Annotated region listings:
= = = = =
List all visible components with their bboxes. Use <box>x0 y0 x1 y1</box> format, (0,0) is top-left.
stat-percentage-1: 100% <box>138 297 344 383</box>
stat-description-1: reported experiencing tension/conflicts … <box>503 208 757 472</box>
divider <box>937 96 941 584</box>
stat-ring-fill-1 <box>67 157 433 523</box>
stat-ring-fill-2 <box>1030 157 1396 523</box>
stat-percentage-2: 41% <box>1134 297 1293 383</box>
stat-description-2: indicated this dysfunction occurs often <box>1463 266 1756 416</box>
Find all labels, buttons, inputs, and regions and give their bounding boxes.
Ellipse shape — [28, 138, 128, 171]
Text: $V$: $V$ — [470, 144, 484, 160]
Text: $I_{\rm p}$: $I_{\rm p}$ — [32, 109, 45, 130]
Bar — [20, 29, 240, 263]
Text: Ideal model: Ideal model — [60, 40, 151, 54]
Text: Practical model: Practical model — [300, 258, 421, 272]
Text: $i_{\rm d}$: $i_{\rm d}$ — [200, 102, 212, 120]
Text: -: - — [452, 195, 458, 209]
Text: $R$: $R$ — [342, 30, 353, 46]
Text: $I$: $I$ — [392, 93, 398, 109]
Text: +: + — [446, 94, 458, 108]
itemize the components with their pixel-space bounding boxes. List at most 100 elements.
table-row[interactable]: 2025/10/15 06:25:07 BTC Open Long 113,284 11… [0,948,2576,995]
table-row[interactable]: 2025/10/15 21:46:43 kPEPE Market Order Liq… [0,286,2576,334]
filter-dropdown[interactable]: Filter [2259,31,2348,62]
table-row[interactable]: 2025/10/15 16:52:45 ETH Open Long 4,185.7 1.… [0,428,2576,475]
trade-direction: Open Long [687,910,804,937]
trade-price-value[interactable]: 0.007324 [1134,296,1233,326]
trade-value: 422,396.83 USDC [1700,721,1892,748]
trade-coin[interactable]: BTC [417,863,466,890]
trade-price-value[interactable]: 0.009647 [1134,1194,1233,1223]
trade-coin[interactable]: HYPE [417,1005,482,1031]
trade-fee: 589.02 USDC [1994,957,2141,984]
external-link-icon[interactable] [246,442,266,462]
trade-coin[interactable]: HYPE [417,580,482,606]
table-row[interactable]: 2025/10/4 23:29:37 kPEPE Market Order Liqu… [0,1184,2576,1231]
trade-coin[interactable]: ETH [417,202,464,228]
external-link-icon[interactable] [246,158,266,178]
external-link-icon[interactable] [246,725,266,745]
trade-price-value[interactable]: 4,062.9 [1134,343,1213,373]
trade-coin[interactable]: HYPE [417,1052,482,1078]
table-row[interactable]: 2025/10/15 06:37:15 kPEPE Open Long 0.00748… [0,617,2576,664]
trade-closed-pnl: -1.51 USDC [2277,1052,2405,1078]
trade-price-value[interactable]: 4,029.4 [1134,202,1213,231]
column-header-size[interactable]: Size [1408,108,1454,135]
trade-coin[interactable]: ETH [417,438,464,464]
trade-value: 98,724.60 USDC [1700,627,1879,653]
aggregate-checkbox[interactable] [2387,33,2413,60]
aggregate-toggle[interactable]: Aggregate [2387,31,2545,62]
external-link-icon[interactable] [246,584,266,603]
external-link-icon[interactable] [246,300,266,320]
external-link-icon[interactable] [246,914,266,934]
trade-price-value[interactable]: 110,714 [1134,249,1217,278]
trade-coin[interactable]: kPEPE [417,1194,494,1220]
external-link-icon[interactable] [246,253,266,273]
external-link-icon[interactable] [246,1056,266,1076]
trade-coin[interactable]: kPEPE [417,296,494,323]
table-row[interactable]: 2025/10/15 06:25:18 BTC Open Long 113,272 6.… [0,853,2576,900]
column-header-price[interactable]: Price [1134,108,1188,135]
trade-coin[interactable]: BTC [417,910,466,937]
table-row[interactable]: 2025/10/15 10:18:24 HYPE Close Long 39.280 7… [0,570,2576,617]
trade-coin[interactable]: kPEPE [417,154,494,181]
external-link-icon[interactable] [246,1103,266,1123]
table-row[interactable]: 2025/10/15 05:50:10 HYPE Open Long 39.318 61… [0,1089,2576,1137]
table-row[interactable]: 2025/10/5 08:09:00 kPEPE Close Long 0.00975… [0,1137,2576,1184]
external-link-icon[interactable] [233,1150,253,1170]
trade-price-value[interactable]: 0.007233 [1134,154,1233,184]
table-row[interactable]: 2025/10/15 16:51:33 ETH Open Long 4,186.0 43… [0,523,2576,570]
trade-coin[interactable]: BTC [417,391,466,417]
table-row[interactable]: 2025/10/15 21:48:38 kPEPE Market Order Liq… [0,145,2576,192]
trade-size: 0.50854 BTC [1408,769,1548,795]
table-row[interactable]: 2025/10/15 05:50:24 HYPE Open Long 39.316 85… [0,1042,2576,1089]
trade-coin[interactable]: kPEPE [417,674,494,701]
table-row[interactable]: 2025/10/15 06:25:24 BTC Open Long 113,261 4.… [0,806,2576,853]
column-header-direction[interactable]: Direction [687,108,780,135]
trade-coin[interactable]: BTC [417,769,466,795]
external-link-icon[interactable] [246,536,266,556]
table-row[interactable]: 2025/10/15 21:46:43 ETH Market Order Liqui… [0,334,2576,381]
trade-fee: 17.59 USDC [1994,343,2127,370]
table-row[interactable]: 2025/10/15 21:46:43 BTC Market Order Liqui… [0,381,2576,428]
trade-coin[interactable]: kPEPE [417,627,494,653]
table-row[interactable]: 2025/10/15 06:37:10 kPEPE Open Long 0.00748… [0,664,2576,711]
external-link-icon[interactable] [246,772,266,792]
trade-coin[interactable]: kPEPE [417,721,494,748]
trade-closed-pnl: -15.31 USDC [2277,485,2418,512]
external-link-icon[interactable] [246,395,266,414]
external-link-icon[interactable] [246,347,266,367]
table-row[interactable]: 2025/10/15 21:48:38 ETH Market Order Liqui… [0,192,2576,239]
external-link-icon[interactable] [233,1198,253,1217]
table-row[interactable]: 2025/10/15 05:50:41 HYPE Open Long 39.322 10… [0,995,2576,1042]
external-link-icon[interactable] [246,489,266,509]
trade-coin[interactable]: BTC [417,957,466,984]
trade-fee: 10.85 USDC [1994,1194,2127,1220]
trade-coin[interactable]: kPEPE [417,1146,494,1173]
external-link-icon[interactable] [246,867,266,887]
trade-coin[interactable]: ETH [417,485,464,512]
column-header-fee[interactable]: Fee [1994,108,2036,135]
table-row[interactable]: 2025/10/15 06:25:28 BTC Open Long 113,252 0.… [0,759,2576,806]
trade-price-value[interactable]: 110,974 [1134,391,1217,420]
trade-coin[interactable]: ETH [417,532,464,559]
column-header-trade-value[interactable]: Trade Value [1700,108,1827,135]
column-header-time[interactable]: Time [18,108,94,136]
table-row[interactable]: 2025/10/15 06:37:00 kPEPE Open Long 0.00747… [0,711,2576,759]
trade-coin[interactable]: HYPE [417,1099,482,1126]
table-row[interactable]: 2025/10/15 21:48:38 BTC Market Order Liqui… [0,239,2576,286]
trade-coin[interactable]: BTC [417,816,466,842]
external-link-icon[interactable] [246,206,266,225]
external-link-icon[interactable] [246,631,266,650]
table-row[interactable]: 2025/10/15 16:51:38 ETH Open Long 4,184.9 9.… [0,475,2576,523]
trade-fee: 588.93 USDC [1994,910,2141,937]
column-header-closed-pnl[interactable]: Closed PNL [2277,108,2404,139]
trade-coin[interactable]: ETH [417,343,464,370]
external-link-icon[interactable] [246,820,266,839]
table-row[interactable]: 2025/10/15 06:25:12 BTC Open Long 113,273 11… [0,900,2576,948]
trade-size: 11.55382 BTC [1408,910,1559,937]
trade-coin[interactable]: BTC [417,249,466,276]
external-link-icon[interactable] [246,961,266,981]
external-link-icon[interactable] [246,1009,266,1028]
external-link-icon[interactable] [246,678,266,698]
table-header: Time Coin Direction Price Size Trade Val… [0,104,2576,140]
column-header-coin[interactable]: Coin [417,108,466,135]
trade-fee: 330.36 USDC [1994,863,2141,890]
= = = = =
Please copy out the entries above exactly, beginning with the very first line and continuing through the line with "Text: -: - — [452, 195, 458, 209]".

## Result for this task
List all visible components with their bboxes. Use <box>x0 y0 x1 y1</box> format, (0,0) is top-left.
stat-percentage-1: 100% <box>138 297 344 383</box>
stat-description-1: reported experiencing tension/conflicts … <box>503 208 757 472</box>
divider <box>937 96 941 584</box>
stat-ring-fill-1 <box>67 157 433 523</box>
stat-ring-fill-2 <box>1030 157 1396 523</box>
stat-percentage-2: 41% <box>1134 297 1293 383</box>
stat-description-2: indicated this dysfunction occurs often <box>1463 266 1756 416</box>
Find all labels, buttons, inputs, and regions and give their bounding boxes.
Ellipse shape — [28, 138, 128, 171]
Text: $V$: $V$ — [470, 144, 484, 160]
Text: $I_{\rm p}$: $I_{\rm p}$ — [32, 109, 45, 130]
Bar — [20, 29, 240, 263]
Text: Ideal model: Ideal model — [60, 40, 151, 54]
Text: Practical model: Practical model — [300, 258, 421, 272]
Text: $i_{\rm d}$: $i_{\rm d}$ — [200, 102, 212, 120]
Text: -: - — [452, 195, 458, 209]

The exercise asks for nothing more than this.